* What is needed
Transcribe each record below word for word.

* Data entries
'''
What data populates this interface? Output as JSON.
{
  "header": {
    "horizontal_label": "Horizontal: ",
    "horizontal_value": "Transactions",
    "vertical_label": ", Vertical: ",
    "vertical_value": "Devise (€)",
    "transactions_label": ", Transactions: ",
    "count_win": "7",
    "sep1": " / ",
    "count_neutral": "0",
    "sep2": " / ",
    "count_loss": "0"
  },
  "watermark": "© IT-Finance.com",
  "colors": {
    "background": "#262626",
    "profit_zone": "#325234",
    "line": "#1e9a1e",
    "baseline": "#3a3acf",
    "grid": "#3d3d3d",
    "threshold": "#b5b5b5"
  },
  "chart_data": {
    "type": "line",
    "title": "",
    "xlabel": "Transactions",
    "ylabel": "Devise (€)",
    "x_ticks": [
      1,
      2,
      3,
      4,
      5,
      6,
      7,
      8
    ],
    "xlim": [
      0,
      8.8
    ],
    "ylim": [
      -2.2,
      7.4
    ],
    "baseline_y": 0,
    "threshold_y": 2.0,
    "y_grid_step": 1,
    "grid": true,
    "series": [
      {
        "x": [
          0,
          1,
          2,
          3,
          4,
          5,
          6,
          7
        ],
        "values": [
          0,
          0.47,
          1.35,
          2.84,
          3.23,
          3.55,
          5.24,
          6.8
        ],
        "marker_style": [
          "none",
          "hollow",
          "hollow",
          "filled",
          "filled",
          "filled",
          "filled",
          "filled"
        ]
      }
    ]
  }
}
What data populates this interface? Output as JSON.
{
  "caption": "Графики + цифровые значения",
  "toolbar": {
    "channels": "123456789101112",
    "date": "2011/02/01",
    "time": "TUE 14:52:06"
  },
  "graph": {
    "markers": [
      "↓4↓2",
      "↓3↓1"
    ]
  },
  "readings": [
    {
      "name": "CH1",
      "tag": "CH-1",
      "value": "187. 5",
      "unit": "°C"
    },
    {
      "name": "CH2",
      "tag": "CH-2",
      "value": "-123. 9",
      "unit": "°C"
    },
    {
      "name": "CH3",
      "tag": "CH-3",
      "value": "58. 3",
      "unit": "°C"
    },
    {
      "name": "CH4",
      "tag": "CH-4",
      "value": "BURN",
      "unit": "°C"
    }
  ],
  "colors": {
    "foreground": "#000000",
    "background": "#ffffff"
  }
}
'''
* Right answer
What data populates this interface? Output as JSON.
{
  "header": {
    "horizontal_label": "Horizontal: ",
    "horizontal_value": "Transactions",
    "vertical_label": ", Vertical: ",
    "vertical_value": "Devise (€)",
    "transactions_label": ", Transactions: ",
    "count_win": "7",
    "sep1": " / ",
    "count_neutral": "0",
    "sep2": " / ",
    "count_loss": "0"
  },
  "watermark": "© IT-Finance.com",
  "colors": {
    "background": "#262626",
    "profit_zone": "#325234",
    "line": "#1e9a1e",
    "baseline": "#3a3acf",
    "grid": "#3d3d3d",
    "threshold": "#b5b5b5"
  },
  "chart_data": {
    "type": "line",
    "title": "",
    "xlabel": "Transactions",
    "ylabel": "Devise (€)",
    "x_ticks": [
      1,
      2,
      3,
      4,
      5,
      6,
      7,
      8
    ],
    "xlim": [
      0,
      8.8
    ],
    "ylim": [
      -2.2,
      7.4
    ],
    "baseline_y": 0,
    "threshold_y": 2.0,
    "y_grid_step": 1,
    "grid": true,
    "series": [
      {
        "x": [
          0,
          1,
          2,
          3,
          4,
          5,
          6,
          7
        ],
        "values": [
          0,
          0.47,
          1.35,
          2.84,
          3.23,
          3.55,
          5.24,
          6.8
        ],
        "marker_style": [
          "none",
          "hollow",
          "hollow",
          "filled",
          "filled",
          "filled",
          "filled",
          "filled"
        ]
      }
    ]
  }
}
What data populates this interface? Output as JSON.
{
  "caption": "Графики + цифровые значения",
  "toolbar": {
    "channels": "123456789101112",
    "date": "2011/02/01",
    "time": "TUE 14:52:06"
  },
  "graph": {
    "markers": [
      "↓4↓2",
      "↓3↓1"
    ]
  },
  "readings": [
    {
      "name": "CH1",
      "tag": "CH-1",
      "value": "187. 5",
      "unit": "°C"
    },
    {
      "name": "CH2",
      "tag": "CH-2",
      "value": "-123. 9",
      "unit": "°C"
    },
    {
      "name": "CH3",
      "tag": "CH-3",
      "value": "58. 3",
      "unit": "°C"
    },
    {
      "name": "CH4",
      "tag": "CH-4",
      "value": "BURN",
      "unit": "°C"
    }
  ],
  "colors": {
    "foreground": "#000000",
    "background": "#ffffff"
  }
}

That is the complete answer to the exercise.